### The data

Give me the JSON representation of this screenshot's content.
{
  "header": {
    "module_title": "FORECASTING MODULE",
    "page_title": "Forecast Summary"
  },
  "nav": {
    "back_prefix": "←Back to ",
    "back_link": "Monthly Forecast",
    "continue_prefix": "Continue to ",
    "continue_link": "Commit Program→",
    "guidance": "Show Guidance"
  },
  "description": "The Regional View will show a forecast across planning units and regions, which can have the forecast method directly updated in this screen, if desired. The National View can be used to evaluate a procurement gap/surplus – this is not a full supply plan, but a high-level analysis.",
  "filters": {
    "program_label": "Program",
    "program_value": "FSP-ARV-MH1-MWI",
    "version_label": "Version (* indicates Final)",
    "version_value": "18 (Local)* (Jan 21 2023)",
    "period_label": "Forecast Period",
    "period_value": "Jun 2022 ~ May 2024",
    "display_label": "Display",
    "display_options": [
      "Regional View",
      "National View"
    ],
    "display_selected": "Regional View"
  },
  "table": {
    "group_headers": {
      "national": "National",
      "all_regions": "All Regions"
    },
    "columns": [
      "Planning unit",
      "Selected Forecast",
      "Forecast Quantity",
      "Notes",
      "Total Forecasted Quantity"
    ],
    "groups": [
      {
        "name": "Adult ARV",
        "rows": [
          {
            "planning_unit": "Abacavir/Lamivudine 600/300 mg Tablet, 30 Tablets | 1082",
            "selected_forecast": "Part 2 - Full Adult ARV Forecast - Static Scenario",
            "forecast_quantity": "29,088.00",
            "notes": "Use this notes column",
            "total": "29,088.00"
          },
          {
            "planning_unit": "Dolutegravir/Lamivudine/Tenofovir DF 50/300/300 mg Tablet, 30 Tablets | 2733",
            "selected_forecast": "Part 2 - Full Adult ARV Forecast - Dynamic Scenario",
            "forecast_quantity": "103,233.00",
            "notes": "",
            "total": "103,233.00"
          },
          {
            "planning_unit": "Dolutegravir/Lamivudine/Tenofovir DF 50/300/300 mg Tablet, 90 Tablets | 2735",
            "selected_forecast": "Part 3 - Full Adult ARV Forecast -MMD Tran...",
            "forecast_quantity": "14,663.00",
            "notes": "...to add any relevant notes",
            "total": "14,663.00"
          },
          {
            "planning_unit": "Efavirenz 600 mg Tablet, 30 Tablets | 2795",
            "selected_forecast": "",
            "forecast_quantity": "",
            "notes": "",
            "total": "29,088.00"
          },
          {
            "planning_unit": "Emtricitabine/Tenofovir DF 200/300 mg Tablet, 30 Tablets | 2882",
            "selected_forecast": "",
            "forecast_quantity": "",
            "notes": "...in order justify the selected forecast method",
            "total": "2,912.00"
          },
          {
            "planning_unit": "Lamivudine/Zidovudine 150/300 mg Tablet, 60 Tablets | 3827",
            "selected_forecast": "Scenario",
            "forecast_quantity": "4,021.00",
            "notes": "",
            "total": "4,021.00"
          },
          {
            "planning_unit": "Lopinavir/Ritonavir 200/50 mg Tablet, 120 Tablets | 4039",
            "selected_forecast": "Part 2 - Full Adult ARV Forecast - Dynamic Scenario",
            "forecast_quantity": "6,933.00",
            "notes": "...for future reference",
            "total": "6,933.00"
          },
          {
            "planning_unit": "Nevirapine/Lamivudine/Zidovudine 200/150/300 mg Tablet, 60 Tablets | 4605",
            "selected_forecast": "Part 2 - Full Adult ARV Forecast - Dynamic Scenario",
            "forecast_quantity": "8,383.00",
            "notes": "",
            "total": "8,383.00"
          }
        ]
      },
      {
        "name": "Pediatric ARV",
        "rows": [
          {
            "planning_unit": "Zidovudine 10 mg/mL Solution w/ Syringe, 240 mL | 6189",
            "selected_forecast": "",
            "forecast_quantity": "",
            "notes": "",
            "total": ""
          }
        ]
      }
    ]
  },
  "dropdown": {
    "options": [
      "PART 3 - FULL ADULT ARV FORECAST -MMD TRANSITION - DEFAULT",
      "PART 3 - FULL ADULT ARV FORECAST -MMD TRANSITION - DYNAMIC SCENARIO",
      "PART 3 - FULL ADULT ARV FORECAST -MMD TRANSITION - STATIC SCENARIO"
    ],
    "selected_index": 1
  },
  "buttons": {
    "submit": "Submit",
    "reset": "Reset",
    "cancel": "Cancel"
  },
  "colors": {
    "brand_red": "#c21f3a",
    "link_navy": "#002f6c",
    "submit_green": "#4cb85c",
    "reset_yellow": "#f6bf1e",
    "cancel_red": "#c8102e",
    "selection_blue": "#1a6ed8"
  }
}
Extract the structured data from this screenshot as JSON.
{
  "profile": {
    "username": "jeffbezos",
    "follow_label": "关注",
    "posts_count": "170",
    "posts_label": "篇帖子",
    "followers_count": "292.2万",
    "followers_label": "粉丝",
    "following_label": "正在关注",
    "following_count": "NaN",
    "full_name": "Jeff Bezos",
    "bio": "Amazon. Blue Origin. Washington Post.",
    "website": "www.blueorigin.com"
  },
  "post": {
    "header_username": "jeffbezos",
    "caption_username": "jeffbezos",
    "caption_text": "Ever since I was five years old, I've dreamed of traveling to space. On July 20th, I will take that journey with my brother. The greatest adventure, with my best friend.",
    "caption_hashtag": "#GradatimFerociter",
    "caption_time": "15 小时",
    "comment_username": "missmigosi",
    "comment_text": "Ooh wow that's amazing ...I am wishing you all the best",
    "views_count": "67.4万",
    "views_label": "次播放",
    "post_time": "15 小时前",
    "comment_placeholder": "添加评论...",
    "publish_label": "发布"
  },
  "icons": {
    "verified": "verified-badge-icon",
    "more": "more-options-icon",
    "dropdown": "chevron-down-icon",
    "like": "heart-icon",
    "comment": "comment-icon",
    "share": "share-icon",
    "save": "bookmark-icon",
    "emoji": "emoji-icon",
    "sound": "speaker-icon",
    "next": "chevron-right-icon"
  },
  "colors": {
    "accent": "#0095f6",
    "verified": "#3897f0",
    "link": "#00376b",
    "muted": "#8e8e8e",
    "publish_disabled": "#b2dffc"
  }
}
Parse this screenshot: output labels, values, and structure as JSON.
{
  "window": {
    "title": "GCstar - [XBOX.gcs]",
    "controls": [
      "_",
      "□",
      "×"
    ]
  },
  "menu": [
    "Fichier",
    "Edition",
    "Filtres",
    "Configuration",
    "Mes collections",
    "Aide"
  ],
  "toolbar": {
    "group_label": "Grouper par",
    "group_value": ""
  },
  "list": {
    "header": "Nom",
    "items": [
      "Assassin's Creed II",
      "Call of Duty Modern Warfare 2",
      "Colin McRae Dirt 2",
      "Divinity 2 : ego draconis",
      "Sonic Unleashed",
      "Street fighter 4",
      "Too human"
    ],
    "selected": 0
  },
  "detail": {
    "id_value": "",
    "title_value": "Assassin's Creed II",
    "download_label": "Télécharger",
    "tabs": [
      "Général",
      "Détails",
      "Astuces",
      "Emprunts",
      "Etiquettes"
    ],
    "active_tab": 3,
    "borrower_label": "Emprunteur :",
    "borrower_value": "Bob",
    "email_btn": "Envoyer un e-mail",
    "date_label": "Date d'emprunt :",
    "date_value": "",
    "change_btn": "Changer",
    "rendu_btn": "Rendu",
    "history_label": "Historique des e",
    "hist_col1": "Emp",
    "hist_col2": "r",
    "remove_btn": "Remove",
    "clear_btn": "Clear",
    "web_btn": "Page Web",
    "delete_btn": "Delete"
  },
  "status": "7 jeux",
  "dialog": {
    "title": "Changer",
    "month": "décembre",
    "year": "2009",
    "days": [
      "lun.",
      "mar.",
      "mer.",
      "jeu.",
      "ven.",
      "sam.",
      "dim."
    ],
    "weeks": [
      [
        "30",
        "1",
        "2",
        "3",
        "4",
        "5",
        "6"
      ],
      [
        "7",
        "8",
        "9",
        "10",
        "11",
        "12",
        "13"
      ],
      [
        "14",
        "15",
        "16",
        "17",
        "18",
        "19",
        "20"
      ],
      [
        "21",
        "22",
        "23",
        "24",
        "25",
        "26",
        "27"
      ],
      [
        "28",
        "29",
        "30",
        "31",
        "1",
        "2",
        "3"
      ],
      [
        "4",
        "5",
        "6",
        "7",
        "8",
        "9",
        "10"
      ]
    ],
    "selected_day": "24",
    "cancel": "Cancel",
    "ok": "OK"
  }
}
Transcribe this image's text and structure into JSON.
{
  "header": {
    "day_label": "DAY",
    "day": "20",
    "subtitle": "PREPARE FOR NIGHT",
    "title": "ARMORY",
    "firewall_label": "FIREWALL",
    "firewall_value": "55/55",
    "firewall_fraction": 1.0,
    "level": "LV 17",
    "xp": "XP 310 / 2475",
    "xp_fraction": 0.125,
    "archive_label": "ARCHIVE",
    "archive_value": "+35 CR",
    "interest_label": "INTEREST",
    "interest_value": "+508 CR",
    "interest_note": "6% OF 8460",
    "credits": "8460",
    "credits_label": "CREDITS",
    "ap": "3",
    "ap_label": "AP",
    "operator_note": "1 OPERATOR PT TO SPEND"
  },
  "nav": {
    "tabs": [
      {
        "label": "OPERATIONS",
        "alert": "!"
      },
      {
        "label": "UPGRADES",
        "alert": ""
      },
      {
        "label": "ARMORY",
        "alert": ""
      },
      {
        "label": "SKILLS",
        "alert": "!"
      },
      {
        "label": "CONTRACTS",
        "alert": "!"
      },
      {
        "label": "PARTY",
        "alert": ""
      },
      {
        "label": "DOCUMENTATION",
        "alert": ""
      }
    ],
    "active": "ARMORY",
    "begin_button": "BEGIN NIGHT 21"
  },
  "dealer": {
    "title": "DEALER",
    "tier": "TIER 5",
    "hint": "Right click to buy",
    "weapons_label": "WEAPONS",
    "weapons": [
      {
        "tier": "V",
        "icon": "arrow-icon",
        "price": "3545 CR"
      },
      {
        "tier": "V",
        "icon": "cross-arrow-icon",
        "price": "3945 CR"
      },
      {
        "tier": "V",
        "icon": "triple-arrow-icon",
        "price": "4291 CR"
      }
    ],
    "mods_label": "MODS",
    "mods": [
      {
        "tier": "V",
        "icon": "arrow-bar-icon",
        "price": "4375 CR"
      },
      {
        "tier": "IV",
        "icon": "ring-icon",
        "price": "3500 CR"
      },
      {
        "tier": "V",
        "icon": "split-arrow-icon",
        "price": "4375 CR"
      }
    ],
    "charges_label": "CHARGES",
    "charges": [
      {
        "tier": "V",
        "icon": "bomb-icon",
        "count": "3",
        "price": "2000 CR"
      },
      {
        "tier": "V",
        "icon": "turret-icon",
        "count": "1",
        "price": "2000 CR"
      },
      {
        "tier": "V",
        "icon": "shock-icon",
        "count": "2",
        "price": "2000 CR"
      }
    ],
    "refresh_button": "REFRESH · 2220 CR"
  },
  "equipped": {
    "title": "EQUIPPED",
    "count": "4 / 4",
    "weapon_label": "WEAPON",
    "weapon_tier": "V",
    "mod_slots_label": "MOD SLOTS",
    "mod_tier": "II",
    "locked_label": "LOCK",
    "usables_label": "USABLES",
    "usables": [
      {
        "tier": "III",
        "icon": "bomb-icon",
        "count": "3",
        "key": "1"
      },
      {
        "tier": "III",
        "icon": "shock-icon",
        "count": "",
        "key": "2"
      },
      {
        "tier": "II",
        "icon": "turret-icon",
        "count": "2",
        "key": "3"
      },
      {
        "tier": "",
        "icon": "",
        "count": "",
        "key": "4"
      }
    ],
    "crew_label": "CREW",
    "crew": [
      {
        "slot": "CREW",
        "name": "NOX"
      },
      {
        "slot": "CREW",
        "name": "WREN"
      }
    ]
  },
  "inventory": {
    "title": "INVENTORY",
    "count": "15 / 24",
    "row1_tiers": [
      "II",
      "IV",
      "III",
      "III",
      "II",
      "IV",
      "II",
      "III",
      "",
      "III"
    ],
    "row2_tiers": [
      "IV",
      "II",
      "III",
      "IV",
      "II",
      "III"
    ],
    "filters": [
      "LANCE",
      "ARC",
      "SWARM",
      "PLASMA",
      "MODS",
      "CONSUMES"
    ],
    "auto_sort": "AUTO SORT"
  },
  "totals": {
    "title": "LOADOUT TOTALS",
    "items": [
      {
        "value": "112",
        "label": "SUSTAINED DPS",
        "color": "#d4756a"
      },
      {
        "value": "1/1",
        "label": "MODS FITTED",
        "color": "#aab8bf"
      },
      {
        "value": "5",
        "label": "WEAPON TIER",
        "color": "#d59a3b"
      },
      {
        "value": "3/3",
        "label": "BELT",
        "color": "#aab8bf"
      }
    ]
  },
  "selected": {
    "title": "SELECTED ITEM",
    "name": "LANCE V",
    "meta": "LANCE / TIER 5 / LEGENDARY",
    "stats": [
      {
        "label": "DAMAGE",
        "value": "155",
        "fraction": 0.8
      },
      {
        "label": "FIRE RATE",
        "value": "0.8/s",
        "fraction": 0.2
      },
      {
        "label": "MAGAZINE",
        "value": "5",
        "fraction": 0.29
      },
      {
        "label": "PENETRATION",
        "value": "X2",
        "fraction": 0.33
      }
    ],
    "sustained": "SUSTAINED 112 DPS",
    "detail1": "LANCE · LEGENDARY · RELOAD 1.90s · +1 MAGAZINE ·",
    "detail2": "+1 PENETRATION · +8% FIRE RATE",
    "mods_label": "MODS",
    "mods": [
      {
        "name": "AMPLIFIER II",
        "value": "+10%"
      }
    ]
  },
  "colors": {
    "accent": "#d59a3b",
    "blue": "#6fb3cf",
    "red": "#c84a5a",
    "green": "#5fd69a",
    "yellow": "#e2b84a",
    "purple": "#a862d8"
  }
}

### What is expected
Return all lines containing "ARMORY".

### The reply
    "title": "ARMORY",
        "label": "ARMORY",
    "active": "ARMORY",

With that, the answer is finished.